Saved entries
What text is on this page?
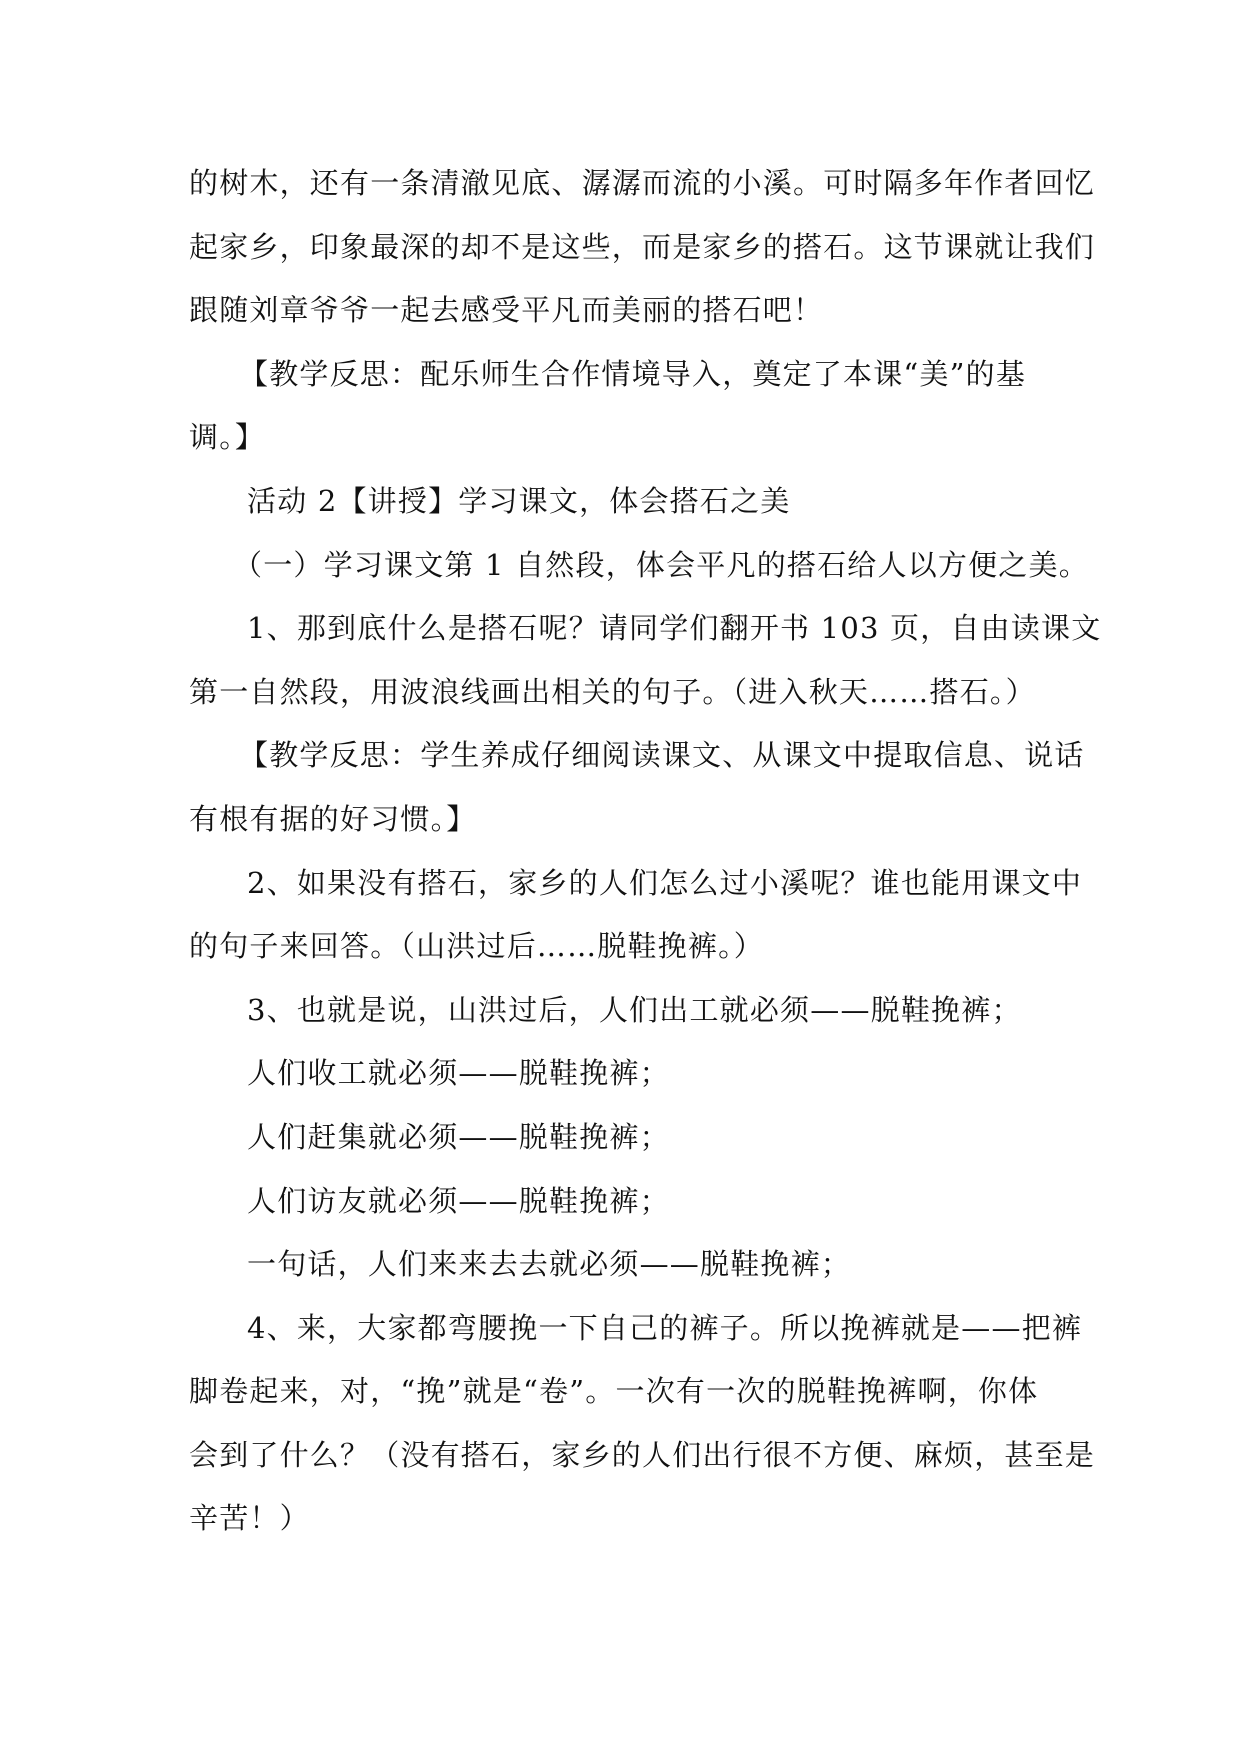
的树木，还有一条清澈见底、潺潺而流的小溪。可时隔多年作者回忆
起家乡，印象最深的却不是这些，而是家乡的搭石。这节课就让我们
跟随刘章爷爷一起去感受平凡而美丽的搭石吧！
【教学反思：配乐师生合作情境导入，奠定了本课“美”的基
调。】
活动 2【讲授】学习课文，体会搭石之美
（一）学习课文第 1 自然段，体会平凡的搭石给人以方便之美。
1、那到底什么是搭石呢？请同学们翻开书 103 页，自由读课文
第一自然段，用波浪线画出相关的句子。（进入秋天……搭石。）
【教学反思：学生养成仔细阅读课文、从课文中提取信息、说话
有根有据的好习惯。】
2、如果没有搭石，家乡的人们怎么过小溪呢？谁也能用课文中
的句子来回答。（山洪过后……脱鞋挽裤。）
3、也就是说，山洪过后，人们出工就必须——脱鞋挽裤；
人们收工就必须——脱鞋挽裤；
人们赶集就必须——脱鞋挽裤；
人们访友就必须——脱鞋挽裤；
一句话，人们来来去去就必须——脱鞋挽裤；
4、来，大家都弯腰挽一下自己的裤子。所以挽裤就是——把裤
脚卷起来，对，“挽”就是“卷”。一次有一次的脱鞋挽裤啊，你体
会到了什么？（没有搭石，家乡的人们出行很不方便、麻烦，甚至是
辛苦！）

• [Work to complete]: Which lines of the material contain the string "教学反思"? List each of them.

• [Answer to the exercise]:
【教学反思：配乐师生合作情境导入，奠定了本课“美”的基
【教学反思：学生养成仔细阅读课文、从课文中提取信息、说话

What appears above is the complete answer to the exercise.